Exercise task:
Identify all lines below that hold "meeting" and collect them.
::::
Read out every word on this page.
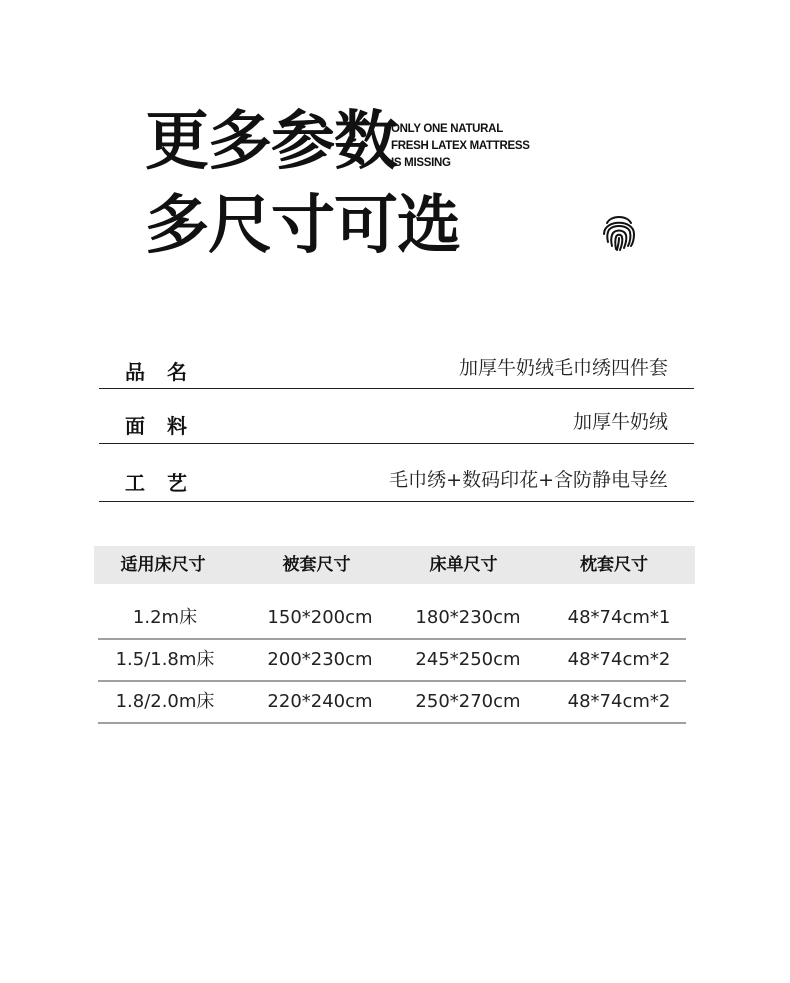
更多参数
多尺寸可选
ONLY ONE NATURAL
FRESH LATEX MATTRESS
IS MISSING
品名	加厚牛奶绒毛巾绣四件套
面料	加厚牛奶绒
工艺	毛巾绣+数码印花+含防静电导丝
适用床尺寸	被套尺寸	床单尺寸	枕套尺寸
1.2m床	150*200cm	180*230cm	48*74cm*1
1.5/1.8m床	200*230cm	245*250cm	48*74cm*2
1.8/2.0m床	220*240cm	250*270cm	48*74cm*2
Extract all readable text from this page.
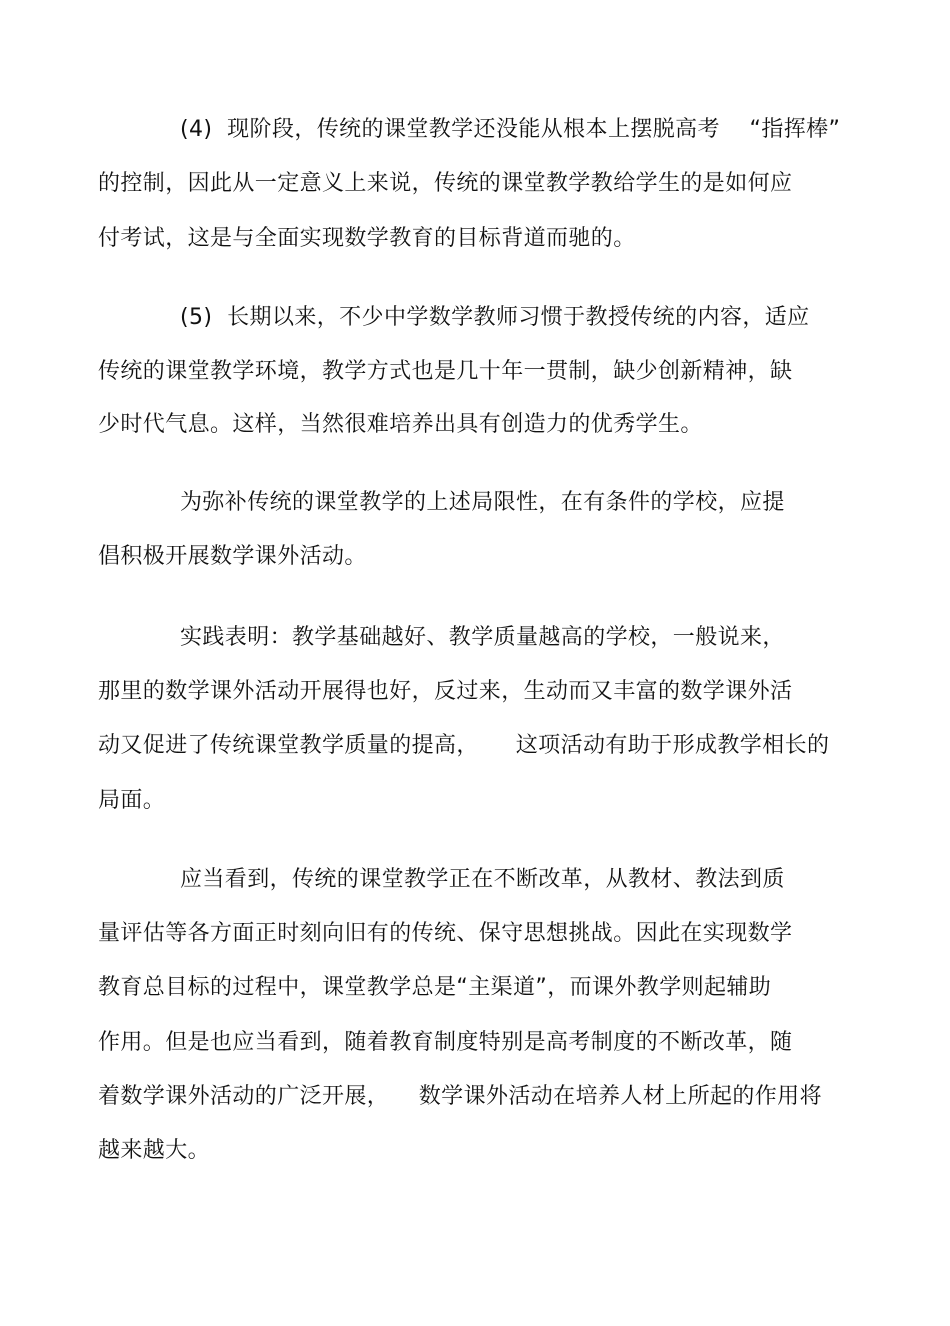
(4)  现阶段，传统的课堂教学还没能从根本上摆脱高考    “指挥棒”
的控制，因此从一定意义上来说，传统的课堂教学教给学生的是如何应
付考试，这是与全面实现数学教育的目标背道而驰的。
(5)  长期以来，不少中学数学教师习惯于教授传统的内容，适应
传统的课堂教学环境，教学方式也是几十年一贯制，缺少创新精神，缺
少时代气息。这样，当然很难培养出具有创造力的优秀学生。
为弥补传统的课堂教学的上述局限性，在有条件的学校，应提
倡积极开展数学课外活动。
实践表明：教学基础越好、教学质量越高的学校，一般说来，
那里的数学课外活动开展得也好，反过来，生动而又丰富的数学课外活
动又促进了传统课堂教学质量的提高，     这项活动有助于形成教学相长的
局面。
应当看到，传统的课堂教学正在不断改革，从教材、教法到质
量评估等各方面正时刻向旧有的传统、保守思想挑战。因此在实现数学
教育总目标的过程中，课堂教学总是“主渠道”，而课外教学则起辅助
作用。但是也应当看到，随着教育制度特别是高考制度的不断改革，随
着数学课外活动的广泛开展，    数学课外活动在培养人材上所起的作用将
越来越大。
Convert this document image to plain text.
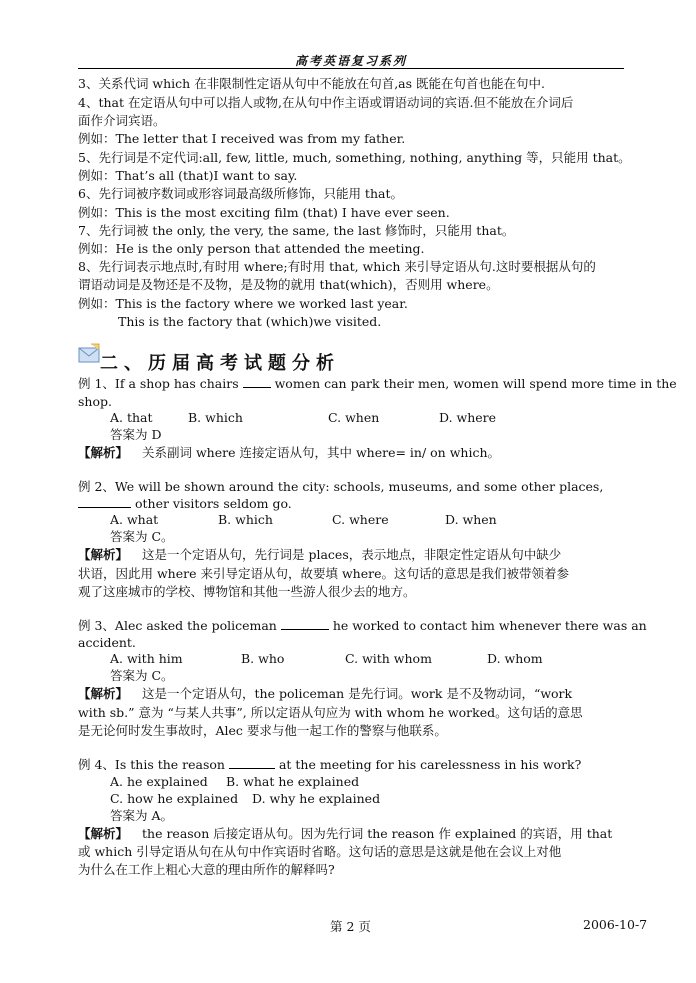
高考英语复习系列
3、关系代词 which 在非限制性定语从句中不能放在句首,as 既能在句首也能在句中.
4、that 在定语从句中可以指人或物,在从句中作主语或谓语动词的宾语.但不能放在介词后
面作介词宾语。
例如：The letter that I received was from my father.
5、先行词是不定代词:all, few, little, much, something, nothing, anything 等，只能用 that。
例如：That’s all (that)I want to say.
6、先行词被序数词或形容词最高级所修饰，只能用 that。
例如：This is the most exciting film (that) I have ever seen.
7、先行词被 the only, the very, the same, the last 修饰时，只能用 that。
例如：He is the only person that attended the meeting.
8、先行词表示地点时,有时用 where;有时用 that, which 来引导定语从句.这时要根据从句的
谓语动词是及物还是不及物，是及物的就用 that(which)，否则用 where。
例如：This is the factory where we worked last year.
This is the factory that (which)we visited.
二、历届高考试题分析
例 1、If a shop has chairs	women can park their men, women will spend more time in the
shop.
A. that	B. which	C. when	D. where
答案为 D
【解析】 关系副词 where 连接定语从句，其中 where= in/ on which。
例 2、We will be shown around the city: schools, museums, and some other places,
other visitors seldom go.
A. what	B. which	C. where	D. when
答案为 C。
【解析】 这是一个定语从句，先行词是 places，表示地点，非限定性定语从句中缺少
状语，因此用 where 来引导定语从句，故要填 where。这句话的意思是我们被带领着参
观了这座城市的学校、博物馆和其他一些游人很少去的地方。
例 3、Alec asked the policeman	he worked to contact him whenever there was an
accident.
A. with him	B. who	C. with whom	D. whom
答案为 C。
【解析】 这是一个定语从句，the policeman 是先行词。work 是不及物动词，“work
with sb.” 意为 “与某人共事”, 所以定语从句应为 with whom he worked。这句话的意思
是无论何时发生事故时，Alec 要求与他一起工作的警察与他联系。
例 4、Is this the reason	at the meeting for his carelessness in his work?
A. he explained B. what he explained
C. how he explained D. why he explained
答案为 A。
【解析】 the reason 后接定语从句。因为先行词 the reason 作 explained 的宾语，用 that
或 which 引导定语从句在从句中作宾语时省略。这句话的意思是这就是他在会议上对他
为什么在工作上粗心大意的理由所作的解释吗?
第 2 页	2006-10-7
::::
Solved exercise:
例如：He is the only person that attended the meeting.
例 4、Is this the reason	at the meeting for his carelessness in his work?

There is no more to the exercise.